__Task requirements__. The records that follow are to be transcribed in full, without their images.

__Given information__.
################

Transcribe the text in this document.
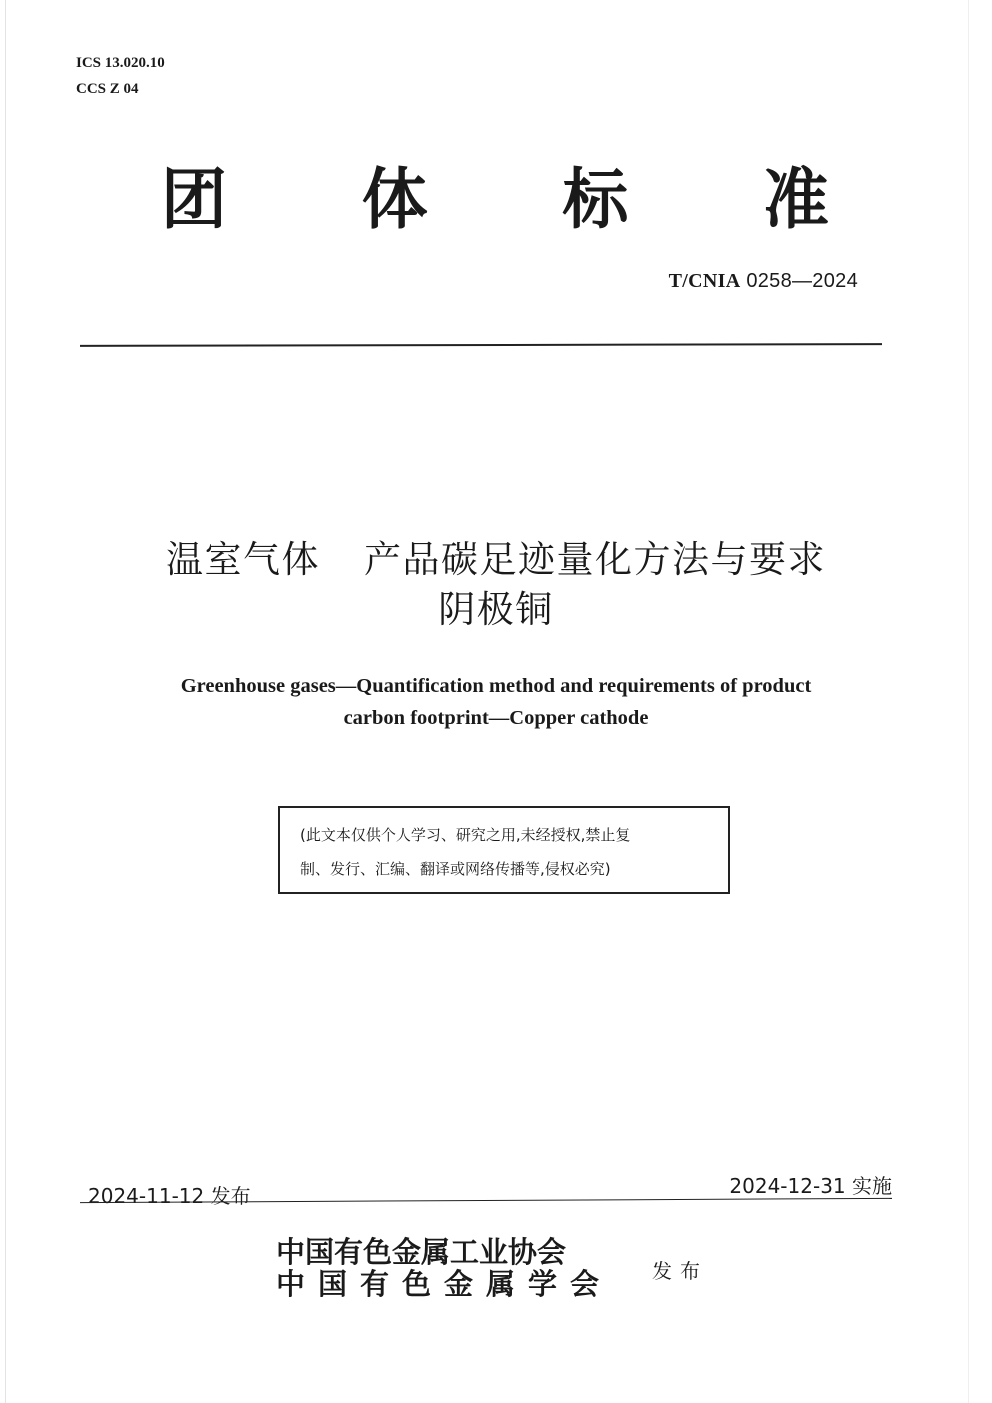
ICS 13.020.10
CCS Z 04
团 体 标 准
T/CNIA 0258—2024
温室气体 产品碳足迹量化方法与要求
阴极铜
Greenhouse gases—Quantification method and requirements of product
carbon footprint—Copper cathode
(此文本仅供个人学习、研究之用,未经授权,禁止复
制、发行、汇编、翻译或网络传播等,侵权必究)
2024-11-12 发布	2024-12-31 实施
中国有色金属工业协会
中国有色金属学会 发布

################

__Solution to this task__.
Transcribe the text in this document.
ICS 13.020.10
CCS Z 04
团 体 标 准
T/CNIA 0258—2024
温室气体 产品碳足迹量化方法与要求
阴极铜
Greenhouse gases—Quantification method and requirements of product
carbon footprint—Copper cathode
(此文本仅供个人学习、研究之用,未经授权,禁止复
制、发行、汇编、翻译或网络传播等,侵权必究)
2024-11-12 发布	2024-12-31 实施
中国有色金属工业协会
中国有色金属学会 发布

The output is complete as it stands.